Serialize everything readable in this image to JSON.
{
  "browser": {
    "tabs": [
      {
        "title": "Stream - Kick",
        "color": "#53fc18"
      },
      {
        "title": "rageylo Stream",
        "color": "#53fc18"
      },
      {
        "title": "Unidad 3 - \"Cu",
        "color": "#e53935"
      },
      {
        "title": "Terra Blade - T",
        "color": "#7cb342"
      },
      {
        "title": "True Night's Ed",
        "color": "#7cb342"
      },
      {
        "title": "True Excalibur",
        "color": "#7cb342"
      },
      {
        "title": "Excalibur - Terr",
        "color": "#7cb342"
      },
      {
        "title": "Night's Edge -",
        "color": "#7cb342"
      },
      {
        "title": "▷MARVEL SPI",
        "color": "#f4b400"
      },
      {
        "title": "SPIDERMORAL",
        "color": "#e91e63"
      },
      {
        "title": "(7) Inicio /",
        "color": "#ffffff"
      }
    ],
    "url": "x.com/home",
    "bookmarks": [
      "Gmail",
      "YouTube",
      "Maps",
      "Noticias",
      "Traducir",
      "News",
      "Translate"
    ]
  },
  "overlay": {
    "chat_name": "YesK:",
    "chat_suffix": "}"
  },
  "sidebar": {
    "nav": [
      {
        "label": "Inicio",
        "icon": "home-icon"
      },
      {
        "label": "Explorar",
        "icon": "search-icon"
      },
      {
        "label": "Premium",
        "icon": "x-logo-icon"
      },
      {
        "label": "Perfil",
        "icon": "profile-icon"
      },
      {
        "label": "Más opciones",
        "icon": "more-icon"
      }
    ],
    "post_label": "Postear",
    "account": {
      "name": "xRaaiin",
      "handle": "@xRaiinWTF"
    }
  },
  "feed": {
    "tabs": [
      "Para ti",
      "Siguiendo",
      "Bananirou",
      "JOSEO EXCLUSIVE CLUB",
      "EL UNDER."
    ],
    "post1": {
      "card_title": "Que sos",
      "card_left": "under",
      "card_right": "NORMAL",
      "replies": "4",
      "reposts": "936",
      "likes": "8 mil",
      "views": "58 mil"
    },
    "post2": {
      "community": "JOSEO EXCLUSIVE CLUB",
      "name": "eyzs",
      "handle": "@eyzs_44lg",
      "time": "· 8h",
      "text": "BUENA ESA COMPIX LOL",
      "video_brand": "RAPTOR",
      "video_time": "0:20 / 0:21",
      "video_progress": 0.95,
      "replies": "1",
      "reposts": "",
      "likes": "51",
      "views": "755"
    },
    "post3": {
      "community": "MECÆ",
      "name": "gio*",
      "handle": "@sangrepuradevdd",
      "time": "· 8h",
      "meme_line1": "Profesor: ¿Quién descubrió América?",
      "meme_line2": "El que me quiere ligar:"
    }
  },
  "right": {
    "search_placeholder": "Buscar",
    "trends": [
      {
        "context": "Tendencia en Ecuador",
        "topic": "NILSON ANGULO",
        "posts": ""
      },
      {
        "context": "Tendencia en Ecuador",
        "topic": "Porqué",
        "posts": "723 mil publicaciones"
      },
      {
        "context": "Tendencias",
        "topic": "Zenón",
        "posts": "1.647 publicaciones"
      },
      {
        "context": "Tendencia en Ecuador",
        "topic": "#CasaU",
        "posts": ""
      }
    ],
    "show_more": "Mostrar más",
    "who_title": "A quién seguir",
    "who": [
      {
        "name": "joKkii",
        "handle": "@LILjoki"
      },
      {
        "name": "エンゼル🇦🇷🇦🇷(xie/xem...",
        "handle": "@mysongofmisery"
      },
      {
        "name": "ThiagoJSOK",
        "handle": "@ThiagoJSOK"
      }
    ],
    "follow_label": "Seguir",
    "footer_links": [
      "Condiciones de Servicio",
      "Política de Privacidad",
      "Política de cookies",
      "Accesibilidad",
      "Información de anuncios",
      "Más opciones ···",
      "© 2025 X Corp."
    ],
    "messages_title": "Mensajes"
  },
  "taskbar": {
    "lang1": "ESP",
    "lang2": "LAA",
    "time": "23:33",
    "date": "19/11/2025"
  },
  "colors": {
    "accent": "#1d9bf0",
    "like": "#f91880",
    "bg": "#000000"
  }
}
━━━━━━━━
◆ Exercise brief ◆
Please reproduce the entire listing, exactly as shown.

◆ Worked solution ◆
Serialize everything readable in this image to JSON.
{
  "browser": {
    "tabs": [
      {
        "title": "Stream - Kick",
        "color": "#53fc18"
      },
      {
        "title": "rageylo Stream",
        "color": "#53fc18"
      },
      {
        "title": "Unidad 3 - \"Cu",
        "color": "#e53935"
      },
      {
        "title": "Terra Blade - T",
        "color": "#7cb342"
      },
      {
        "title": "True Night's Ed",
        "color": "#7cb342"
      },
      {
        "title": "True Excalibur",
        "color": "#7cb342"
      },
      {
        "title": "Excalibur - Terr",
        "color": "#7cb342"
      },
      {
        "title": "Night's Edge -",
        "color": "#7cb342"
      },
      {
        "title": "▷MARVEL SPI",
        "color": "#f4b400"
      },
      {
        "title": "SPIDERMORAL",
        "color": "#e91e63"
      },
      {
        "title": "(7) Inicio /",
        "color": "#ffffff"
      }
    ],
    "url": "x.com/home",
    "bookmarks": [
      "Gmail",
      "YouTube",
      "Maps",
      "Noticias",
      "Traducir",
      "News",
      "Translate"
    ]
  },
  "overlay": {
    "chat_name": "YesK:",
    "chat_suffix": "}"
  },
  "sidebar": {
    "nav": [
      {
        "label": "Inicio",
        "icon": "home-icon"
      },
      {
        "label": "Explorar",
        "icon": "search-icon"
      },
      {
        "label": "Premium",
        "icon": "x-logo-icon"
      },
      {
        "label": "Perfil",
        "icon": "profile-icon"
      },
      {
        "label": "Más opciones",
        "icon": "more-icon"
      }
    ],
    "post_label": "Postear",
    "account": {
      "name": "xRaaiin",
      "handle": "@xRaiinWTF"
    }
  },
  "feed": {
    "tabs": [
      "Para ti",
      "Siguiendo",
      "Bananirou",
      "JOSEO EXCLUSIVE CLUB",
      "EL UNDER."
    ],
    "post1": {
      "card_title": "Que sos",
      "card_left": "under",
      "card_right": "NORMAL",
      "replies": "4",
      "reposts": "936",
      "likes": "8 mil",
      "views": "58 mil"
    },
    "post2": {
      "community": "JOSEO EXCLUSIVE CLUB",
      "name": "eyzs",
      "handle": "@eyzs_44lg",
      "time": "· 8h",
      "text": "BUENA ESA COMPIX LOL",
      "video_brand": "RAPTOR",
      "video_time": "0:20 / 0:21",
      "video_progress": 0.95,
      "replies": "1",
      "reposts": "",
      "likes": "51",
      "views": "755"
    },
    "post3": {
      "community": "MECÆ",
      "name": "gio*",
      "handle": "@sangrepuradevdd",
      "time": "· 8h",
      "meme_line1": "Profesor: ¿Quién descubrió América?",
      "meme_line2": "El que me quiere ligar:"
    }
  },
  "right": {
    "search_placeholder": "Buscar",
    "trends": [
      {
        "context": "Tendencia en Ecuador",
        "topic": "NILSON ANGULO",
        "posts": ""
      },
      {
        "context": "Tendencia en Ecuador",
        "topic": "Porqué",
        "posts": "723 mil publicaciones"
      },
      {
        "context": "Tendencias",
        "topic": "Zenón",
        "posts": "1.647 publicaciones"
      },
      {
        "context": "Tendencia en Ecuador",
        "topic": "#CasaU",
        "posts": ""
      }
    ],
    "show_more": "Mostrar más",
    "who_title": "A quién seguir",
    "who": [
      {
        "name": "joKkii",
        "handle": "@LILjoki"
      },
      {
        "name": "エンゼル🇦🇷🇦🇷(xie/xem...",
        "handle": "@mysongofmisery"
      },
      {
        "name": "ThiagoJSOK",
        "handle": "@ThiagoJSOK"
      }
    ],
    "follow_label": "Seguir",
    "footer_links": [
      "Condiciones de Servicio",
      "Política de Privacidad",
      "Política de cookies",
      "Accesibilidad",
      "Información de anuncios",
      "Más opciones ···",
      "© 2025 X Corp."
    ],
    "messages_title": "Mensajes"
  },
  "taskbar": {
    "lang1": "ESP",
    "lang2": "LAA",
    "time": "23:33",
    "date": "19/11/2025"
  },
  "colors": {
    "accent": "#1d9bf0",
    "like": "#f91880",
    "bg": "#000000"
  }
}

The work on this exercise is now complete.